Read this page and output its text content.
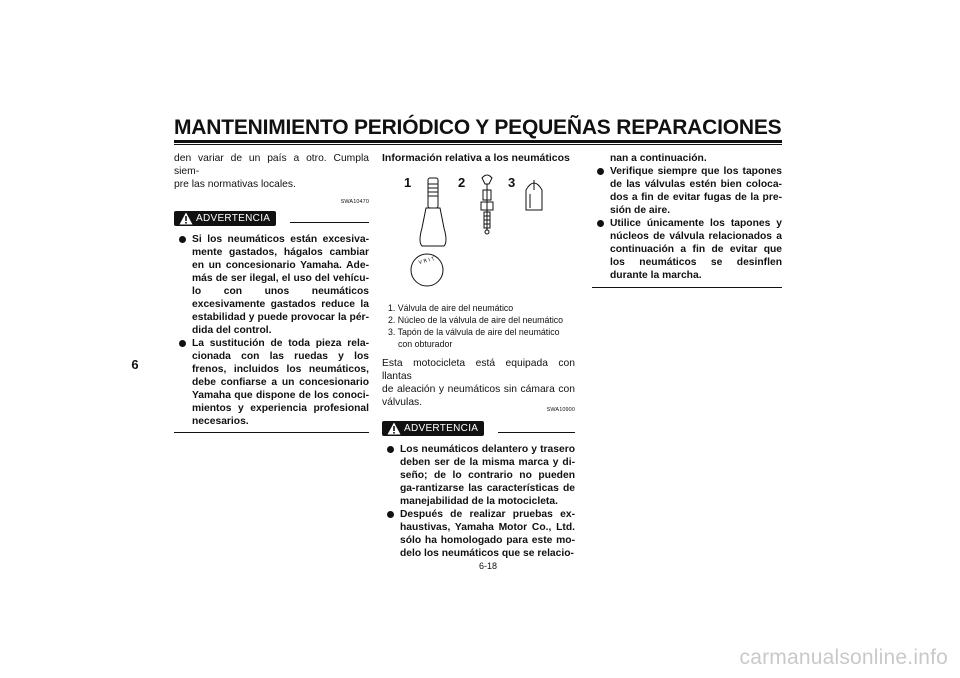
MANTENIMIENTO PERIÓDICO Y PEQUEÑAS REPARACIONES
6
den variar de un país a otro. Cumpla siem-
pre las normativas locales.
SWA10470
ADVERTENCIA
Si los neumáticos están excesiva-mente gastados, hágalos cambiar en un concesionario Yamaha. Ade-más de ser ilegal, el uso del vehícu-lo con unos neumáticos excesivamente gastados reduce la estabilidad y puede provocar la pér-dida del control.
La sustitución de toda pieza rela-cionada con las ruedas y los frenos, incluidos los neumáticos, debe confiarse a un concesionario Yamaha que dispone de los conoci-mientos y experiencia profesional necesarios.
Información relativa a los neumáticos
1	2	3
V R I T
1. Válvula de aire del neumático
2. Núcleo de la válvula de aire del neumático
3. Tapón de la válvula de aire del neumático
con obturador
Esta motocicleta está equipada con llantas
de aleación y neumáticos sin cámara con
válvulas.
SWA10900
ADVERTENCIA
Los neumáticos delantero y trasero deben ser de la misma marca y di-seño; de lo contrario no pueden ga-rantizarse las características de manejabilidad de la motocicleta.
Después de realizar pruebas ex-haustivas, Yamaha Motor Co., Ltd. sólo ha homologado para este mo-delo los neumáticos que se relacio-
nan a continuación.
Verifique siempre que los tapones de las válvulas estén bien coloca-dos a fin de evitar fugas de la pre-sión de aire.
Utilice únicamente los tapones y núcleos de válvula relacionados a continuación a fin de evitar que los neumáticos se desinflen durante la marcha.
6-18
carmanualsonline.info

Set problem: Your answer should be a single number: the count of lines in the data that include the word "tapones".

Result for this exercise: 2